--- Raw data ---

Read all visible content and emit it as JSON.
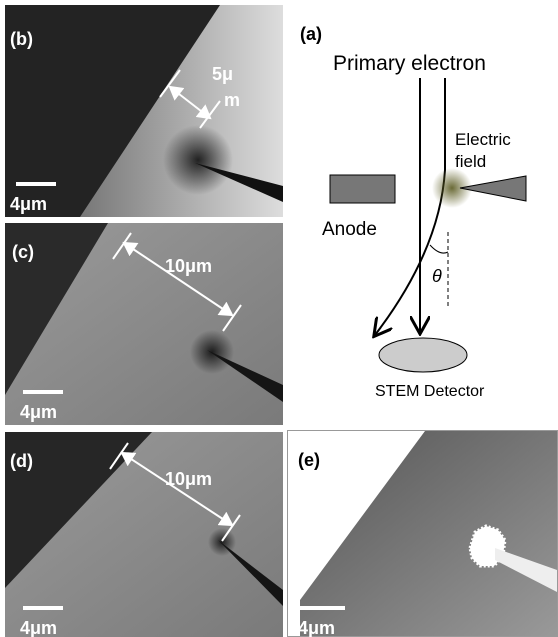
{
  "diagram": {
    "label": "(a)",
    "beam": "Primary electron",
    "field": [
      "Electric",
      "field"
    ],
    "anode": "Anode",
    "angle": "θ",
    "detector": "STEM Detector"
  },
  "panels": [
    {
      "label": "(b)",
      "scale_bar": "4μm",
      "measure": [
        "5μ",
        "m"
      ]
    },
    {
      "label": "(c)",
      "scale_bar": "4μm",
      "measure": [
        "10μm"
      ]
    },
    {
      "label": "(d)",
      "scale_bar": "4μm",
      "measure": [
        "10μm"
      ]
    },
    {
      "label": "(e)",
      "scale_bar": "4μm"
    }
  ]
}
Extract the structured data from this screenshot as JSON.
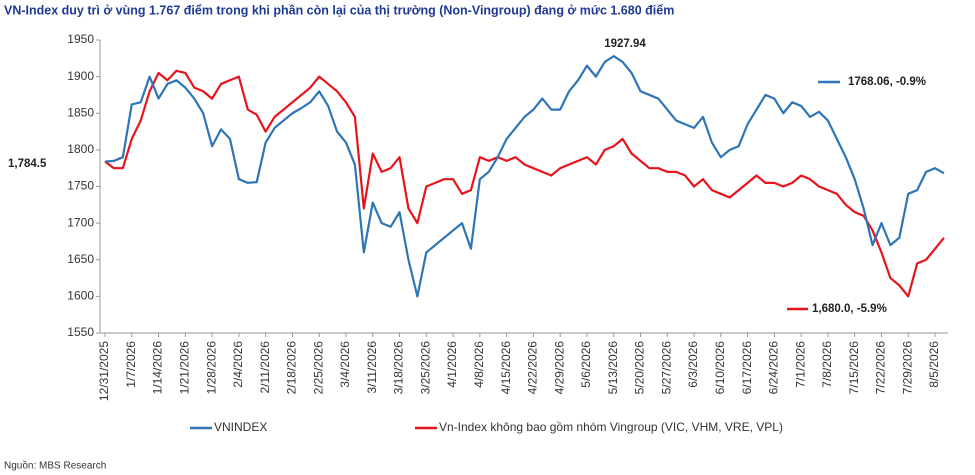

---

Each record should be quoted exactly, with the images omitted.

Exercise output —
Read all visible content and emit it as JSON.
{
  "diagram": {
    "label": "(a)",
    "beam": "Primary electron",
    "field": [
      "Electric",
      "field"
    ],
    "anode": "Anode",
    "angle": "θ",
    "detector": "STEM Detector"
  },
  "panels": [
    {
      "label": "(b)",
      "scale_bar": "4μm",
      "measure": [
        "5μ",
        "m"
      ]
    },
    {
      "label": "(c)",
      "scale_bar": "4μm",
      "measure": [
        "10μm"
      ]
    },
    {
      "label": "(d)",
      "scale_bar": "4μm",
      "measure": [
        "10μm"
      ]
    },
    {
      "label": "(e)",
      "scale_bar": "4μm"
    }
  ]
}
Extract the structured data from this screenshot as JSON.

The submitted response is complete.